* **TASK TO COMPLETE**
Quote the data below in full, minus the images.
## Begin
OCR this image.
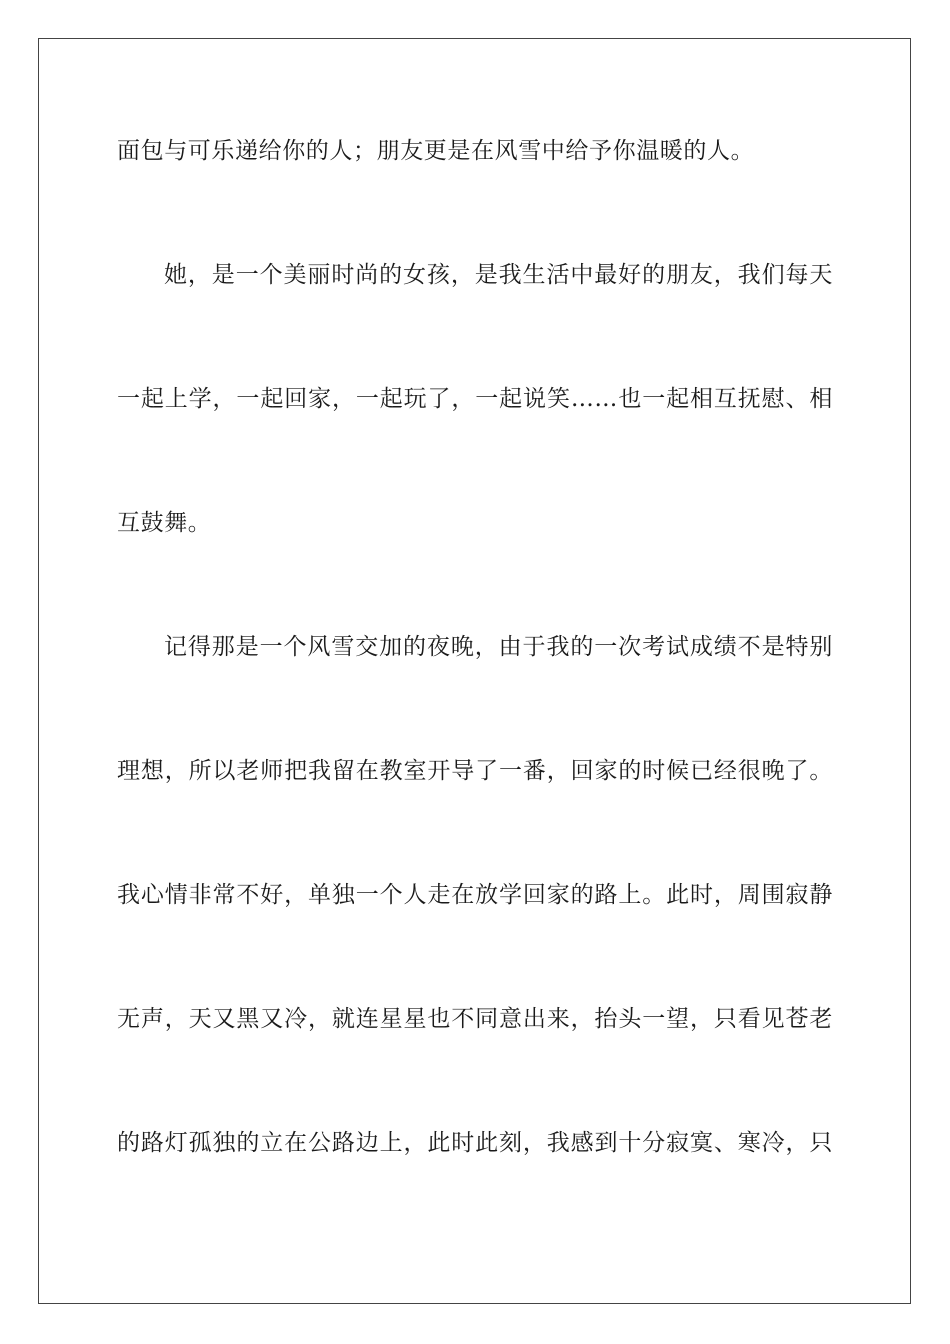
面包与可乐递给你的人；朋友更是在风雪中给予你温暖的人。
她，是一个美丽时尚的女孩，是我生活中最好的朋友，我们每天
一起上学，一起回家，一起玩了，一起说笑……也一起相互抚慰、相
互鼓舞。
记得那是一个风雪交加的夜晚，由于我的一次考试成绩不是特别
理想，所以老师把我留在教室开导了一番，回家的时候已经很晚了。
我心情非常不好，单独一个人走在放学回家的路上。此时，周围寂静
无声，天又黑又冷，就连星星也不同意出来，抬头一望，只看见苍老
的路灯孤独的立在公路边上，此时此刻，我感到十分寂寞、寒冷，只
## End
* **OUTPUT FOR THIS EXERCISE**
OCR this image.
面包与可乐递给你的人；朋友更是在风雪中给予你温暖的人。
她，是一个美丽时尚的女孩，是我生活中最好的朋友，我们每天
一起上学，一起回家，一起玩了，一起说笑……也一起相互抚慰、相
互鼓舞。
记得那是一个风雪交加的夜晚，由于我的一次考试成绩不是特别
理想，所以老师把我留在教室开导了一番，回家的时候已经很晚了。
我心情非常不好，单独一个人走在放学回家的路上。此时，周围寂静
无声，天又黑又冷，就连星星也不同意出来，抬头一望，只看见苍老
的路灯孤独的立在公路边上，此时此刻，我感到十分寂寞、寒冷，只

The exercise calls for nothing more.